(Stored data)
* START *

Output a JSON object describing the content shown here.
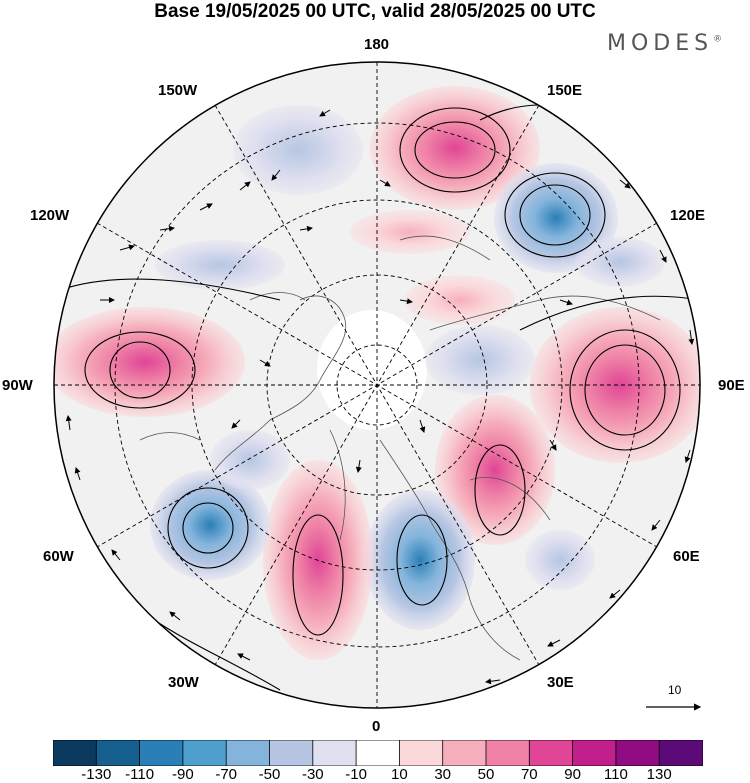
{
  "title": "Base 19/05/2025 00 UTC, valid 28/05/2025 00 UTC",
  "brand": "MODES",
  "brand_mark": "®",
  "longitude_labels": {
    "lon_180": "180",
    "lon_150e": "150E",
    "lon_120e": "120E",
    "lon_90e": "90E",
    "lon_60e": "60E",
    "lon_30e": "30E",
    "lon_0": "0",
    "lon_30w": "30W",
    "lon_60w": "60W",
    "lon_90w": "90W",
    "lon_120w": "120W",
    "lon_150w": "150W"
  },
  "reference_vector": "10",
  "colorbar": {
    "colors": [
      "#0b3a5e",
      "#15608e",
      "#2a7fb6",
      "#4f9fcf",
      "#84b4dc",
      "#b6c6e2",
      "#e0e0f0",
      "#ffffff",
      "#fbd9db",
      "#f6b0bd",
      "#ef82a6",
      "#e04596",
      "#c01f8c",
      "#8f0c82",
      "#5c0a78"
    ],
    "ticks": [
      "-130",
      "-110",
      "-90",
      "-70",
      "-50",
      "-30",
      "-10",
      "10",
      "30",
      "50",
      "70",
      "90",
      "110",
      "130"
    ]
  },
  "anomaly_centers": [
    {
      "name": "high-near-150e",
      "sign": "positive",
      "level": 90
    },
    {
      "name": "low-near-120e",
      "sign": "negative",
      "level": -70
    },
    {
      "name": "high-near-90e",
      "sign": "positive",
      "level": 70
    },
    {
      "name": "high-near-90w",
      "sign": "positive",
      "level": 70
    },
    {
      "name": "low-near-60w",
      "sign": "negative",
      "level": -90
    },
    {
      "name": "high-near-30w",
      "sign": "positive",
      "level": 70
    },
    {
      "name": "low-near-20e",
      "sign": "negative",
      "level": -70
    },
    {
      "name": "high-near-45e",
      "sign": "positive",
      "level": 50
    }
  ]
}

* END *

## Written instruction
In the material above, find the lines that contain "near" and show them.

## Task response
      "name": "high-near-150e",
      "name": "low-near-120e",
      "name": "high-near-90e",
      "name": "high-near-90w",
      "name": "low-near-60w",
      "name": "high-near-30w",
      "name": "low-near-20e",
      "name": "high-near-45e",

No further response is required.